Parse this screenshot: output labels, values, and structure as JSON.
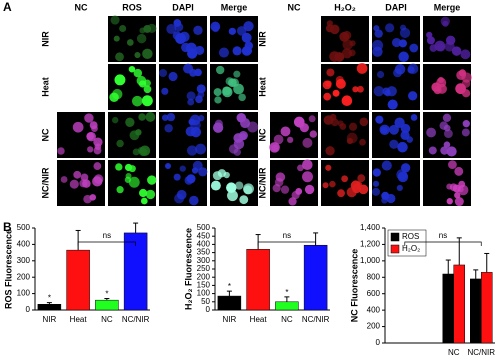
{
  "panel_a": {
    "label": "A",
    "left_headers": [
      {
        "text": "NC",
        "color": "#c040c0"
      },
      {
        "text": "ROS",
        "color": "#20a020"
      },
      {
        "text": "DAPI",
        "color": "#2020c0"
      },
      {
        "text": "Merge",
        "color": "#000000"
      }
    ],
    "right_headers": [
      {
        "text": "NC",
        "color": "#c040c0"
      },
      {
        "text": "H₂O₂",
        "color": "#e02020"
      },
      {
        "text": "DAPI",
        "color": "#2020c0"
      },
      {
        "text": "Merge",
        "color": "#000000"
      }
    ],
    "row_labels": [
      "NIR",
      "Heat",
      "NC",
      "NC/NIR"
    ]
  },
  "panel_b": {
    "label": "B"
  },
  "chart_data": [
    {
      "type": "bar",
      "ylabel": "ROS Fluorescence",
      "categories": [
        "NIR",
        "Heat",
        "NC",
        "NC/NIR"
      ],
      "values": [
        35,
        365,
        60,
        470
      ],
      "errors": [
        10,
        120,
        10,
        60
      ],
      "colors": [
        "#000000",
        "#ff1010",
        "#20ff20",
        "#1010ff"
      ],
      "asterisks": [
        "*",
        null,
        "*",
        null
      ],
      "bracket_label": "ns",
      "ylim": [
        0,
        500
      ],
      "yticks": [
        0,
        100,
        200,
        300,
        400,
        500
      ]
    },
    {
      "type": "bar",
      "ylabel": "H₂O₂ Fluorescence",
      "categories": [
        "NIR",
        "Heat",
        "NC",
        "NC/NIR"
      ],
      "values": [
        85,
        370,
        50,
        395
      ],
      "errors": [
        30,
        90,
        30,
        75
      ],
      "colors": [
        "#000000",
        "#ff1010",
        "#20ff20",
        "#1010ff"
      ],
      "asterisks": [
        "*",
        null,
        "*",
        null
      ],
      "bracket_label": "ns",
      "ylim": [
        0,
        500
      ],
      "yticks": [
        0,
        50,
        100,
        150,
        200,
        250,
        300,
        350,
        400,
        450,
        500
      ]
    },
    {
      "type": "grouped_bar",
      "ylabel": "NC Fluorescence",
      "categories": [
        null,
        null,
        "NC",
        "NC/NIR"
      ],
      "series": [
        {
          "name": "ROS",
          "color": "#000000",
          "values": [
            null,
            null,
            840,
            780
          ],
          "errors": [
            null,
            null,
            170,
            110
          ]
        },
        {
          "name": "H₂O₂",
          "color": "#ff1010",
          "values": [
            null,
            null,
            950,
            860
          ],
          "errors": [
            null,
            null,
            330,
            230
          ]
        }
      ],
      "legend": "top-left",
      "bracket_label": "ns",
      "ylim": [
        0,
        1400
      ],
      "yticks": [
        0,
        {
          "value": 200,
          "label": "200"
        },
        {
          "value": 400,
          "label": "400"
        },
        {
          "value": 600,
          "label": "600"
        },
        {
          "value": 800,
          "label": "800"
        },
        {
          "value": 1000,
          "label": "1,000"
        },
        {
          "value": 1200,
          "label": "1,200"
        },
        {
          "value": 1400,
          "label": "1,400"
        }
      ]
    }
  ]
}
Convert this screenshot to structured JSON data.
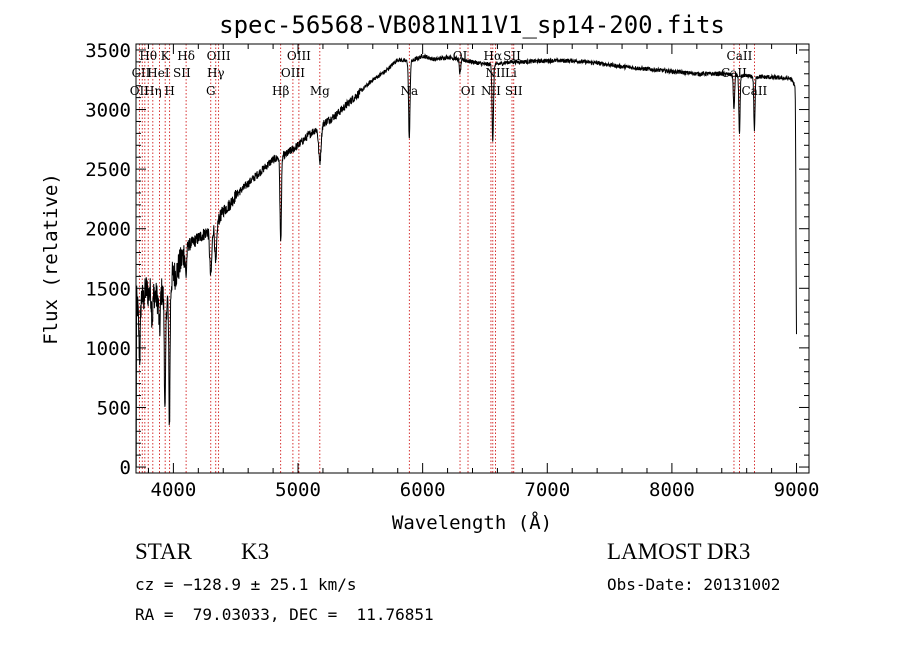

+++

▶ Do this
Every line above should be returned word for word, with the pictures left behind.

▶ Task result
Parse this screenshot: output labels, values, and structure as JSON.
{
  "panel_a": {
    "label": "A",
    "left_headers": [
      {
        "text": "NC",
        "color": "#c040c0"
      },
      {
        "text": "ROS",
        "color": "#20a020"
      },
      {
        "text": "DAPI",
        "color": "#2020c0"
      },
      {
        "text": "Merge",
        "color": "#000000"
      }
    ],
    "right_headers": [
      {
        "text": "NC",
        "color": "#c040c0"
      },
      {
        "text": "H₂O₂",
        "color": "#e02020"
      },
      {
        "text": "DAPI",
        "color": "#2020c0"
      },
      {
        "text": "Merge",
        "color": "#000000"
      }
    ],
    "row_labels": [
      "NIR",
      "Heat",
      "NC",
      "NC/NIR"
    ]
  },
  "panel_b": {
    "label": "B"
  },
  "chart_data": [
    {
      "type": "bar",
      "ylabel": "ROS Fluorescence",
      "categories": [
        "NIR",
        "Heat",
        "NC",
        "NC/NIR"
      ],
      "values": [
        35,
        365,
        60,
        470
      ],
      "errors": [
        10,
        120,
        10,
        60
      ],
      "colors": [
        "#000000",
        "#ff1010",
        "#20ff20",
        "#1010ff"
      ],
      "asterisks": [
        "*",
        null,
        "*",
        null
      ],
      "bracket_label": "ns",
      "ylim": [
        0,
        500
      ],
      "yticks": [
        0,
        100,
        200,
        300,
        400,
        500
      ]
    },
    {
      "type": "bar",
      "ylabel": "H₂O₂ Fluorescence",
      "categories": [
        "NIR",
        "Heat",
        "NC",
        "NC/NIR"
      ],
      "values": [
        85,
        370,
        50,
        395
      ],
      "errors": [
        30,
        90,
        30,
        75
      ],
      "colors": [
        "#000000",
        "#ff1010",
        "#20ff20",
        "#1010ff"
      ],
      "asterisks": [
        "*",
        null,
        "*",
        null
      ],
      "bracket_label": "ns",
      "ylim": [
        0,
        500
      ],
      "yticks": [
        0,
        50,
        100,
        150,
        200,
        250,
        300,
        350,
        400,
        450,
        500
      ]
    },
    {
      "type": "grouped_bar",
      "ylabel": "NC Fluorescence",
      "categories": [
        null,
        null,
        "NC",
        "NC/NIR"
      ],
      "series": [
        {
          "name": "ROS",
          "color": "#000000",
          "values": [
            null,
            null,
            840,
            780
          ],
          "errors": [
            null,
            null,
            170,
            110
          ]
        },
        {
          "name": "H₂O₂",
          "color": "#ff1010",
          "values": [
            null,
            null,
            950,
            860
          ],
          "errors": [
            null,
            null,
            330,
            230
          ]
        }
      ],
      "legend": "top-left",
      "bracket_label": "ns",
      "ylim": [
        0,
        1400
      ],
      "yticks": [
        0,
        {
          "value": 200,
          "label": "200"
        },
        {
          "value": 400,
          "label": "400"
        },
        {
          "value": 600,
          "label": "600"
        },
        {
          "value": 800,
          "label": "800"
        },
        {
          "value": 1000,
          "label": "1,000"
        },
        {
          "value": 1200,
          "label": "1,200"
        },
        {
          "value": 1400,
          "label": "1,400"
        }
      ]
    }
  ]
}
Convert this screenshot to structured JSON data.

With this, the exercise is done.